# Written task:
Exactly reproduce each record listed below.

* BEGIN *

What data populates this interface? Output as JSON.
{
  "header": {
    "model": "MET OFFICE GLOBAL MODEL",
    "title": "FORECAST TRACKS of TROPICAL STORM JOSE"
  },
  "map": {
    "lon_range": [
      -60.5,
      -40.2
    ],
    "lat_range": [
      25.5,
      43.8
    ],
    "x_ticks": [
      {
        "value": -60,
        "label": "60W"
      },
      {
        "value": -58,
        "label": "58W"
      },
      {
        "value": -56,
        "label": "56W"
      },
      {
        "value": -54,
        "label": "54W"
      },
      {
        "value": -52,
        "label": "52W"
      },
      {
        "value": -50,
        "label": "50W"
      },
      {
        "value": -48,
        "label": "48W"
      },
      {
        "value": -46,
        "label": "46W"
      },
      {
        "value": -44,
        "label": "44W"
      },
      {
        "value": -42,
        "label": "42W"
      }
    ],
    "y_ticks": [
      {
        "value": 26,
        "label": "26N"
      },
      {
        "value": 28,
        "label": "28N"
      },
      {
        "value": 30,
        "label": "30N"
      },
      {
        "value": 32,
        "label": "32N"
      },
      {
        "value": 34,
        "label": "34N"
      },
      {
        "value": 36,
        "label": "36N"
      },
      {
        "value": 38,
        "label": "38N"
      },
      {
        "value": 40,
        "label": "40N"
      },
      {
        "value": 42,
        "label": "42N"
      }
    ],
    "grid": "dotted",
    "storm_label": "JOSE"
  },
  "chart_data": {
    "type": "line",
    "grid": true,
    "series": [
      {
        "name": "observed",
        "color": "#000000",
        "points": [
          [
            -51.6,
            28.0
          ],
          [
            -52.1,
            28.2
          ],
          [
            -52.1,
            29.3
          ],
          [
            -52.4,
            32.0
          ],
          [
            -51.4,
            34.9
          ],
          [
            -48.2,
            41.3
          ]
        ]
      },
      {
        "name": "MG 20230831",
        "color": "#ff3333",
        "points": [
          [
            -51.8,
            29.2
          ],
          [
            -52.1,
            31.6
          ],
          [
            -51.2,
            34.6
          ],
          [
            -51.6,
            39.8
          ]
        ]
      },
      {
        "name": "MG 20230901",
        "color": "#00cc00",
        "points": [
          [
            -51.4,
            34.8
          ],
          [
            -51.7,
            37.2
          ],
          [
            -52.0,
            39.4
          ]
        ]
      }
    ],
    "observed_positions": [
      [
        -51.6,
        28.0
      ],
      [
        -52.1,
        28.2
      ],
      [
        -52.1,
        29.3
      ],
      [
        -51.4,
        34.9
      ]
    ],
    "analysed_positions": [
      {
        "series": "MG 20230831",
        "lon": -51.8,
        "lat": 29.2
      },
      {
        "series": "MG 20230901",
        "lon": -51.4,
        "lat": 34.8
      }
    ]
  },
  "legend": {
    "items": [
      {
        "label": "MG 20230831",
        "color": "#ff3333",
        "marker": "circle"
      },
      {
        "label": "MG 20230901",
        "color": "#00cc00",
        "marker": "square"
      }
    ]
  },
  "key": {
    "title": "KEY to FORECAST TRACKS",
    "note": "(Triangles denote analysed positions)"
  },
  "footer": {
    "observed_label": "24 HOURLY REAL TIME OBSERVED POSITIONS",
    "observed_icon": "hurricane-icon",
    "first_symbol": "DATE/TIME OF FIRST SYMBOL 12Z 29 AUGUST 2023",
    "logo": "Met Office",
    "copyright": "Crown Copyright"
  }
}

* END *

# Exercise result:
What data populates this interface? Output as JSON.
{
  "header": {
    "model": "MET OFFICE GLOBAL MODEL",
    "title": "FORECAST TRACKS of TROPICAL STORM JOSE"
  },
  "map": {
    "lon_range": [
      -60.5,
      -40.2
    ],
    "lat_range": [
      25.5,
      43.8
    ],
    "x_ticks": [
      {
        "value": -60,
        "label": "60W"
      },
      {
        "value": -58,
        "label": "58W"
      },
      {
        "value": -56,
        "label": "56W"
      },
      {
        "value": -54,
        "label": "54W"
      },
      {
        "value": -52,
        "label": "52W"
      },
      {
        "value": -50,
        "label": "50W"
      },
      {
        "value": -48,
        "label": "48W"
      },
      {
        "value": -46,
        "label": "46W"
      },
      {
        "value": -44,
        "label": "44W"
      },
      {
        "value": -42,
        "label": "42W"
      }
    ],
    "y_ticks": [
      {
        "value": 26,
        "label": "26N"
      },
      {
        "value": 28,
        "label": "28N"
      },
      {
        "value": 30,
        "label": "30N"
      },
      {
        "value": 32,
        "label": "32N"
      },
      {
        "value": 34,
        "label": "34N"
      },
      {
        "value": 36,
        "label": "36N"
      },
      {
        "value": 38,
        "label": "38N"
      },
      {
        "value": 40,
        "label": "40N"
      },
      {
        "value": 42,
        "label": "42N"
      }
    ],
    "grid": "dotted",
    "storm_label": "JOSE"
  },
  "chart_data": {
    "type": "line",
    "grid": true,
    "series": [
      {
        "name": "observed",
        "color": "#000000",
        "points": [
          [
            -51.6,
            28.0
          ],
          [
            -52.1,
            28.2
          ],
          [
            -52.1,
            29.3
          ],
          [
            -52.4,
            32.0
          ],
          [
            -51.4,
            34.9
          ],
          [
            -48.2,
            41.3
          ]
        ]
      },
      {
        "name": "MG 20230831",
        "color": "#ff3333",
        "points": [
          [
            -51.8,
            29.2
          ],
          [
            -52.1,
            31.6
          ],
          [
            -51.2,
            34.6
          ],
          [
            -51.6,
            39.8
          ]
        ]
      },
      {
        "name": "MG 20230901",
        "color": "#00cc00",
        "points": [
          [
            -51.4,
            34.8
          ],
          [
            -51.7,
            37.2
          ],
          [
            -52.0,
            39.4
          ]
        ]
      }
    ],
    "observed_positions": [
      [
        -51.6,
        28.0
      ],
      [
        -52.1,
        28.2
      ],
      [
        -52.1,
        29.3
      ],
      [
        -51.4,
        34.9
      ]
    ],
    "analysed_positions": [
      {
        "series": "MG 20230831",
        "lon": -51.8,
        "lat": 29.2
      },
      {
        "series": "MG 20230901",
        "lon": -51.4,
        "lat": 34.8
      }
    ]
  },
  "legend": {
    "items": [
      {
        "label": "MG 20230831",
        "color": "#ff3333",
        "marker": "circle"
      },
      {
        "label": "MG 20230901",
        "color": "#00cc00",
        "marker": "square"
      }
    ]
  },
  "key": {
    "title": "KEY to FORECAST TRACKS",
    "note": "(Triangles denote analysed positions)"
  },
  "footer": {
    "observed_label": "24 HOURLY REAL TIME OBSERVED POSITIONS",
    "observed_icon": "hurricane-icon",
    "first_symbol": "DATE/TIME OF FIRST SYMBOL 12Z 29 AUGUST 2023",
    "logo": "Met Office",
    "copyright": "Crown Copyright"
  }
}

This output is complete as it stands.